◆ EXTRACTED MATERIAL ◆
○ ○ ○ ○ ○ ○ ○

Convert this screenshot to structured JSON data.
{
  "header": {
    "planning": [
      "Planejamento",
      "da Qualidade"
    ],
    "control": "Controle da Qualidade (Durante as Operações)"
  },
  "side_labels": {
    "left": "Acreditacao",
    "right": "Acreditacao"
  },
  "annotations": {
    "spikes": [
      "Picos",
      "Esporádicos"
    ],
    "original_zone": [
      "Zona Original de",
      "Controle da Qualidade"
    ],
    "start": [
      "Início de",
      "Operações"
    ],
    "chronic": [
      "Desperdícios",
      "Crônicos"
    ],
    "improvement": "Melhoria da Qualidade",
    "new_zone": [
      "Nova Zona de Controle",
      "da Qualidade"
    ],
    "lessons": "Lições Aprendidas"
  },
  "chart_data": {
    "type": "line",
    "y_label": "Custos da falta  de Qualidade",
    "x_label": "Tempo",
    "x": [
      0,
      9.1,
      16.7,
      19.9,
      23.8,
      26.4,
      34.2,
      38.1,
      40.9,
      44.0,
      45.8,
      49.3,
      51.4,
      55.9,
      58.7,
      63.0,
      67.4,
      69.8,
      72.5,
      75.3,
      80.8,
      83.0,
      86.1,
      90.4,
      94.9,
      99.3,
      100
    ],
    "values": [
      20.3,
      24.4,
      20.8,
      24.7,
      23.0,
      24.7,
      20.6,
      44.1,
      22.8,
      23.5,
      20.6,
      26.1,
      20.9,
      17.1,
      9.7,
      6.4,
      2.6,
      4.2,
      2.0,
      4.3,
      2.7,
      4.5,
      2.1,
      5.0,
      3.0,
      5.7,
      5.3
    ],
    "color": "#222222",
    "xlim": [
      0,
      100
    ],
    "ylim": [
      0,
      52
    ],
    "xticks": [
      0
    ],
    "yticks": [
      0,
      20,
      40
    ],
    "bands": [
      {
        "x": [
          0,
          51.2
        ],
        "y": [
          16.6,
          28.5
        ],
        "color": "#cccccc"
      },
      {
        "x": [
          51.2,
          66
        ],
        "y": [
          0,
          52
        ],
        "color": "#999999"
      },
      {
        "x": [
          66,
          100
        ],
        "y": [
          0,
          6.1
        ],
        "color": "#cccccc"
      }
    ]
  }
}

○ ○ ○ ○ ○ ○ ○

◆ DESCRIPTION OF THE TASK ◆
Of the lines above, copy each that contains "Zona".

◆ SOLUTION TO THIS PROBLEM ◆
      "Zona Original de",
      "Nova Zona de Controle",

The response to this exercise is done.